▸ **The request**: Copy out the material below with each "bottom-item" switched to "lower-item", leaving everything else unchanged and the pictures out.

▸ **Supplied records**:
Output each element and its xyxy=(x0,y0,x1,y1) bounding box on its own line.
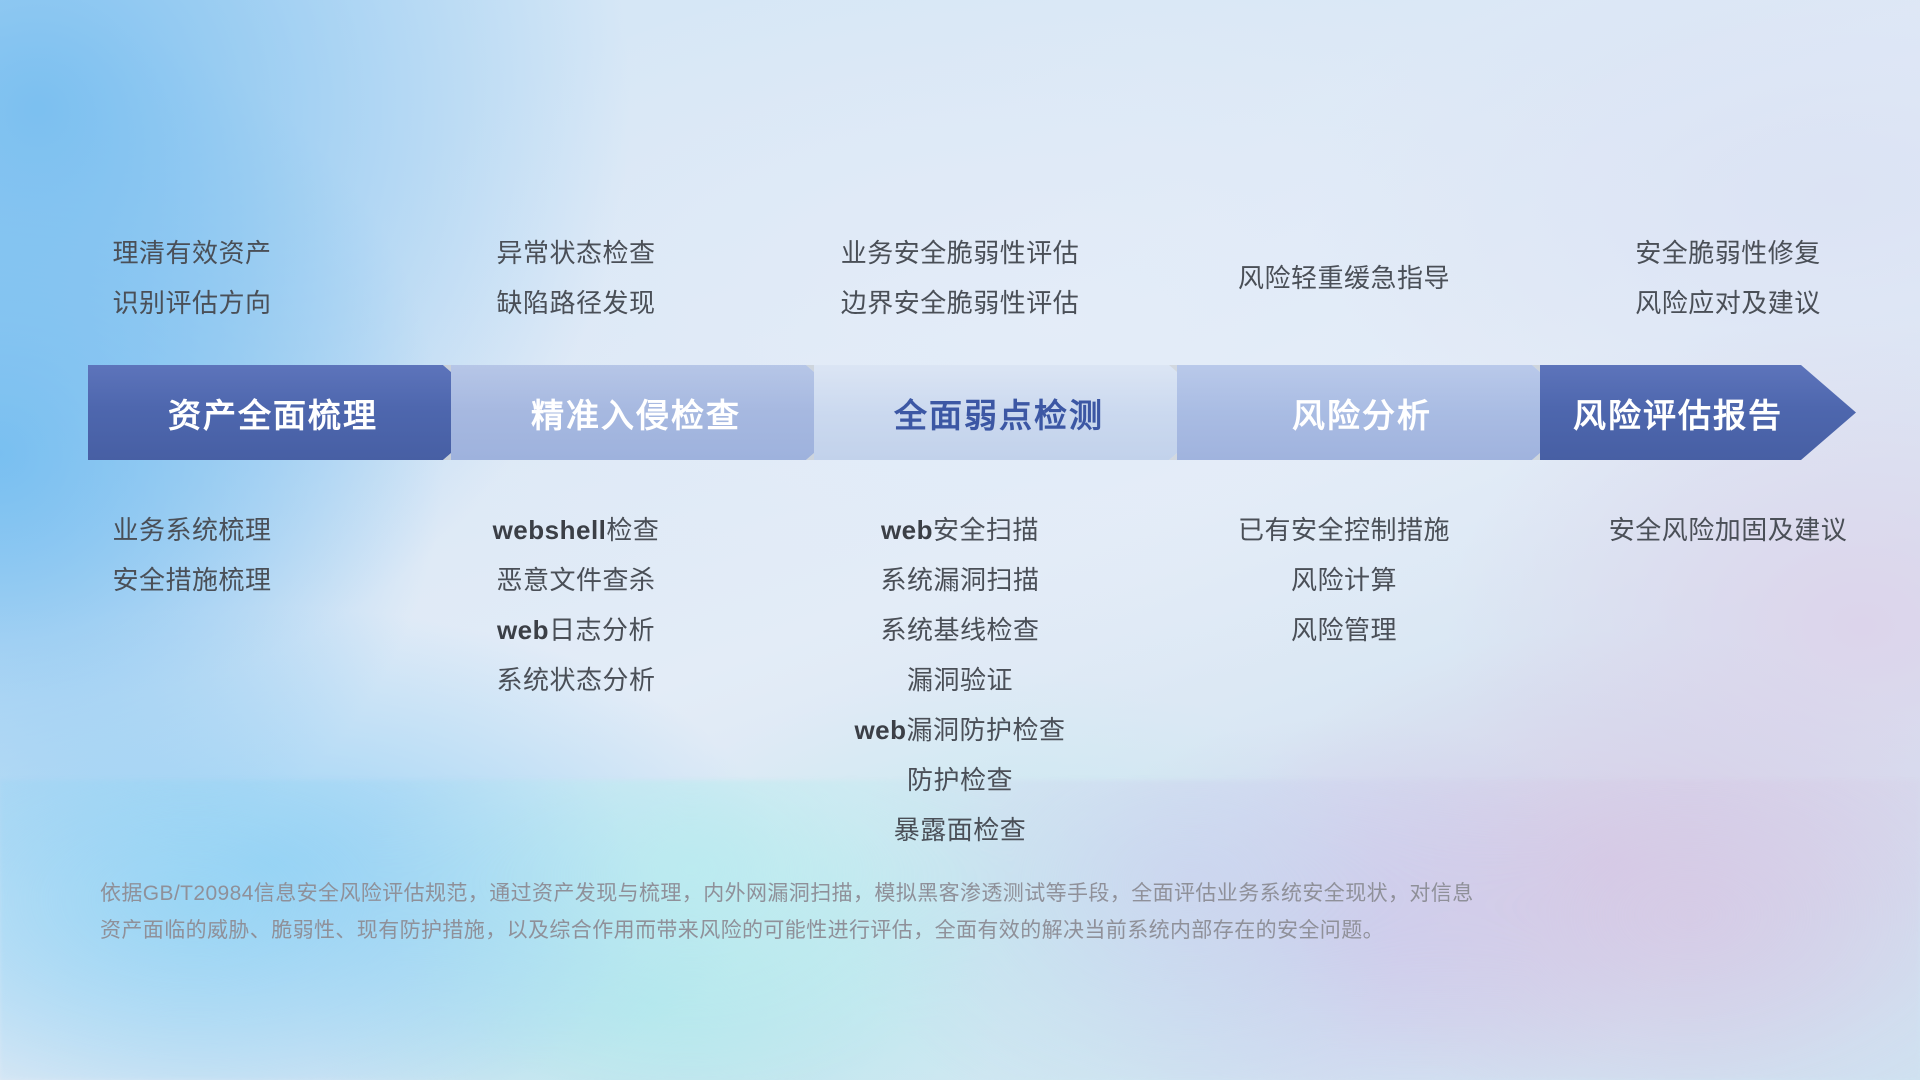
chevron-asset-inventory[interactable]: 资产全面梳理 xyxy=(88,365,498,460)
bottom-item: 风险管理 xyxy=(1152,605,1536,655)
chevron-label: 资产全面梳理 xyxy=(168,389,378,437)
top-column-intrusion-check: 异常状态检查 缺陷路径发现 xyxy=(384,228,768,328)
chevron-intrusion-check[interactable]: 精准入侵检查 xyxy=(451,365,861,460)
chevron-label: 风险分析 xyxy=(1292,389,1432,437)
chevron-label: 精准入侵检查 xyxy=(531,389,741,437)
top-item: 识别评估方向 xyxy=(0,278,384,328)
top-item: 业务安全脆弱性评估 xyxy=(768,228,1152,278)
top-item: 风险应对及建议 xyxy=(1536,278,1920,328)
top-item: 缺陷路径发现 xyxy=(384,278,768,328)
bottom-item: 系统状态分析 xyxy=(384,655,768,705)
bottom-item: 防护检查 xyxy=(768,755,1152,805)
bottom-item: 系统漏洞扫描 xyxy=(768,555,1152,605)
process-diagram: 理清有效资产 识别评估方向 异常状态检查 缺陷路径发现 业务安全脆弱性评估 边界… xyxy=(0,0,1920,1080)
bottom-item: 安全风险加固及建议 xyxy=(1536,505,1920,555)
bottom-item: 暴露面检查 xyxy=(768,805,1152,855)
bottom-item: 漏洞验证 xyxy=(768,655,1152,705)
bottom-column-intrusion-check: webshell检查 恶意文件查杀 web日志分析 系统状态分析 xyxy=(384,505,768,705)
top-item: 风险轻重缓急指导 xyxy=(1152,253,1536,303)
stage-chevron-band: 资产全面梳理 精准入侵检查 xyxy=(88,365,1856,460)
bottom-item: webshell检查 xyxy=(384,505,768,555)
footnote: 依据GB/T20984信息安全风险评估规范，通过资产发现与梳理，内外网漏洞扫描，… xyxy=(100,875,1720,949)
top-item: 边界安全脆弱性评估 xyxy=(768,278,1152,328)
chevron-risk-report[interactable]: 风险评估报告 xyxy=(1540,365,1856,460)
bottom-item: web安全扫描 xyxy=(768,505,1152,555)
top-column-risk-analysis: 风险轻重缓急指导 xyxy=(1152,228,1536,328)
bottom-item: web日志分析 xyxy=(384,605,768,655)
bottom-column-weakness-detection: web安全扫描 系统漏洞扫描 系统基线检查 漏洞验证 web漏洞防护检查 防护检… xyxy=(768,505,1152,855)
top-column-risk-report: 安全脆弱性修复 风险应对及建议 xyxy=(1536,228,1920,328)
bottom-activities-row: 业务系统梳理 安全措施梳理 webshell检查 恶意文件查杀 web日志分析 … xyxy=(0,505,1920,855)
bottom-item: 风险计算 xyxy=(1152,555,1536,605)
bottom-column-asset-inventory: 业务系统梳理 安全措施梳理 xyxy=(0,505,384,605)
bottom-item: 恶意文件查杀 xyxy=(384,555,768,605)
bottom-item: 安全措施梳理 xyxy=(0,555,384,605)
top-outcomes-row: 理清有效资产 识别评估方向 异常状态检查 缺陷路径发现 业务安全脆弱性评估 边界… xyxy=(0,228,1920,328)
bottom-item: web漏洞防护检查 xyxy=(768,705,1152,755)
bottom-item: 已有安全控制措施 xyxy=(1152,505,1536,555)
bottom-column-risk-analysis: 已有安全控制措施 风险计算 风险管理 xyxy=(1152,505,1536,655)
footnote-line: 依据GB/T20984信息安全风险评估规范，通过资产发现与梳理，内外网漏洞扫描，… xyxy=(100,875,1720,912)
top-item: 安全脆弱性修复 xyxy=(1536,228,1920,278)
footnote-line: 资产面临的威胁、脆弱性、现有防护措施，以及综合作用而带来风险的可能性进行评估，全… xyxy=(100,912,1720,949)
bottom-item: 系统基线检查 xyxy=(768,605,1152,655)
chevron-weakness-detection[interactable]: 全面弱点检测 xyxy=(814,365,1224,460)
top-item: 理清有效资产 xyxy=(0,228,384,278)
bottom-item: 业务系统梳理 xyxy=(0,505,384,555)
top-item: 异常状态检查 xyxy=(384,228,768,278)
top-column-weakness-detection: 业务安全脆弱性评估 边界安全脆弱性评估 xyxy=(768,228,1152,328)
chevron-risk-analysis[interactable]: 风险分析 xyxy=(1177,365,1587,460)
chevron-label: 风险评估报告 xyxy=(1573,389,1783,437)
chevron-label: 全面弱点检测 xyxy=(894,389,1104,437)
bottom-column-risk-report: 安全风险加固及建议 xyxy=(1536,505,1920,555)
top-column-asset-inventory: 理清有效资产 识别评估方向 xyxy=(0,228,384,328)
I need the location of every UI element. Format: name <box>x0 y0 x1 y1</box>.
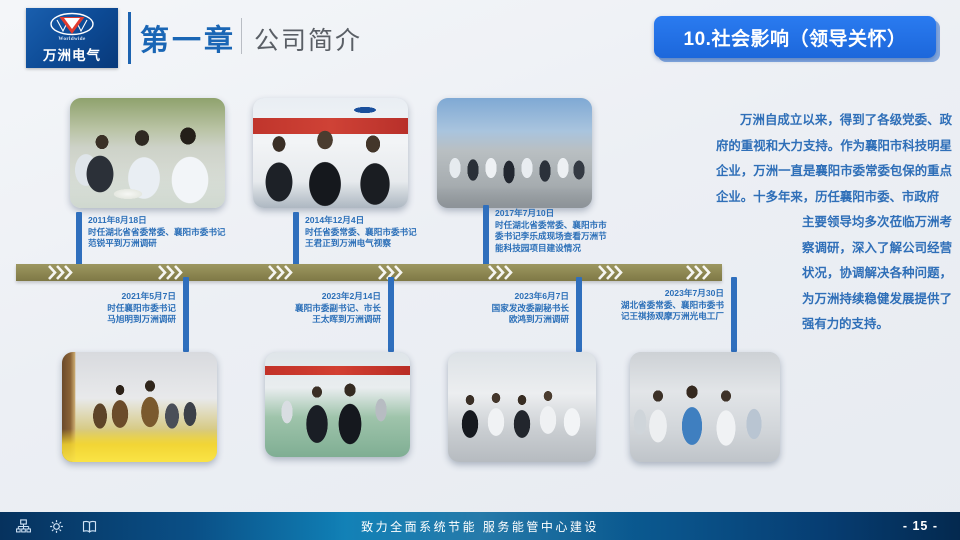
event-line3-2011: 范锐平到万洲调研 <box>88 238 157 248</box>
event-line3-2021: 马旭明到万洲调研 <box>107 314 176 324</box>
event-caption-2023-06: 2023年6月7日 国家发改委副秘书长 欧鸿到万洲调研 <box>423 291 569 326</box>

▸ **Final result**:
Output each element and its xyxy=(x0,y0,x1,y1) bounding box on its own line.
chevron-asset-inventory[interactable]: 资产全面梳理 xyxy=(88,365,498,460)
lower-item: 风险管理 xyxy=(1152,605,1536,655)
chevron-label: 资产全面梳理 xyxy=(168,389,378,437)
top-column-intrusion-check: 异常状态检查 缺陷路径发现 xyxy=(384,228,768,328)
chevron-intrusion-check[interactable]: 精准入侵检查 xyxy=(451,365,861,460)
chevron-label: 风险分析 xyxy=(1292,389,1432,437)
chevron-label: 精准入侵检查 xyxy=(531,389,741,437)
top-item: 识别评估方向 xyxy=(0,278,384,328)
top-item: 业务安全脆弱性评估 xyxy=(768,228,1152,278)
top-item: 风险应对及建议 xyxy=(1536,278,1920,328)
top-item: 缺陷路径发现 xyxy=(384,278,768,328)
lower-item: 系统状态分析 xyxy=(384,655,768,705)
lower-item: 防护检查 xyxy=(768,755,1152,805)
lower-item: 系统漏洞扫描 xyxy=(768,555,1152,605)
process-diagram: 理清有效资产 识别评估方向 异常状态检查 缺陷路径发现 业务安全脆弱性评估 边界… xyxy=(0,0,1920,1080)
lower-item: 安全风险加固及建议 xyxy=(1536,505,1920,555)
lower-item: 暴露面检查 xyxy=(768,805,1152,855)
lower-item: 漏洞验证 xyxy=(768,655,1152,705)
bottom-column-intrusion-check: webshell检查 恶意文件查杀 web日志分析 系统状态分析 xyxy=(384,505,768,705)
top-item: 风险轻重缓急指导 xyxy=(1152,253,1536,303)
stage-chevron-band: 资产全面梳理 精准入侵检查 xyxy=(88,365,1856,460)
lower-item: webshell检查 xyxy=(384,505,768,555)
footnote: 依据GB/T20984信息安全风险评估规范，通过资产发现与梳理，内外网漏洞扫描，… xyxy=(100,875,1720,949)
top-item: 边界安全脆弱性评估 xyxy=(768,278,1152,328)
chevron-risk-report[interactable]: 风险评估报告 xyxy=(1540,365,1856,460)
lower-item: web安全扫描 xyxy=(768,505,1152,555)
top-column-risk-analysis: 风险轻重缓急指导 xyxy=(1152,228,1536,328)
lower-item: web日志分析 xyxy=(384,605,768,655)
bottom-column-weakness-detection: web安全扫描 系统漏洞扫描 系统基线检查 漏洞验证 web漏洞防护检查 防护检… xyxy=(768,505,1152,855)
top-column-risk-report: 安全脆弱性修复 风险应对及建议 xyxy=(1536,228,1920,328)
bottom-activities-row: 业务系统梳理 安全措施梳理 webshell检查 恶意文件查杀 web日志分析 … xyxy=(0,505,1920,855)
lower-item: 风险计算 xyxy=(1152,555,1536,605)
bottom-column-asset-inventory: 业务系统梳理 安全措施梳理 xyxy=(0,505,384,605)
lower-item: 恶意文件查杀 xyxy=(384,555,768,605)
lower-item: 安全措施梳理 xyxy=(0,555,384,605)
top-outcomes-row: 理清有效资产 识别评估方向 异常状态检查 缺陷路径发现 业务安全脆弱性评估 边界… xyxy=(0,228,1920,328)
lower-item: web漏洞防护检查 xyxy=(768,705,1152,755)
lower-item: 已有安全控制措施 xyxy=(1152,505,1536,555)
bottom-column-risk-analysis: 已有安全控制措施 风险计算 风险管理 xyxy=(1152,505,1536,655)
footnote-line: 依据GB/T20984信息安全风险评估规范，通过资产发现与梳理，内外网漏洞扫描，… xyxy=(100,875,1720,912)
top-item: 安全脆弱性修复 xyxy=(1536,228,1920,278)
footnote-line: 资产面临的威胁、脆弱性、现有防护措施，以及综合作用而带来风险的可能性进行评估，全… xyxy=(100,912,1720,949)
lower-item: 系统基线检查 xyxy=(768,605,1152,655)
chevron-weakness-detection[interactable]: 全面弱点检测 xyxy=(814,365,1224,460)
top-item: 理清有效资产 xyxy=(0,228,384,278)
lower-item: 业务系统梳理 xyxy=(0,505,384,555)
top-item: 异常状态检查 xyxy=(384,228,768,278)
top-column-weakness-detection: 业务安全脆弱性评估 边界安全脆弱性评估 xyxy=(768,228,1152,328)
chevron-risk-analysis[interactable]: 风险分析 xyxy=(1177,365,1587,460)
chevron-label: 风险评估报告 xyxy=(1573,389,1783,437)
chevron-label: 全面弱点检测 xyxy=(894,389,1104,437)
bottom-column-risk-report: 安全风险加固及建议 xyxy=(1536,505,1920,555)
top-column-asset-inventory: 理清有效资产 识别评估方向 xyxy=(0,228,384,328)
I need the location of every UI element. Format: name <box>x0 y0 x1 y1</box>.
event-line3-2011: 范锐平到万洲调研 <box>88 238 157 248</box>
event-line3-2021: 马旭明到万洲调研 <box>107 314 176 324</box>
event-caption-2023-06: 2023年6月7日 国家发改委副秘书长 欧鸿到万洲调研 <box>423 291 569 326</box>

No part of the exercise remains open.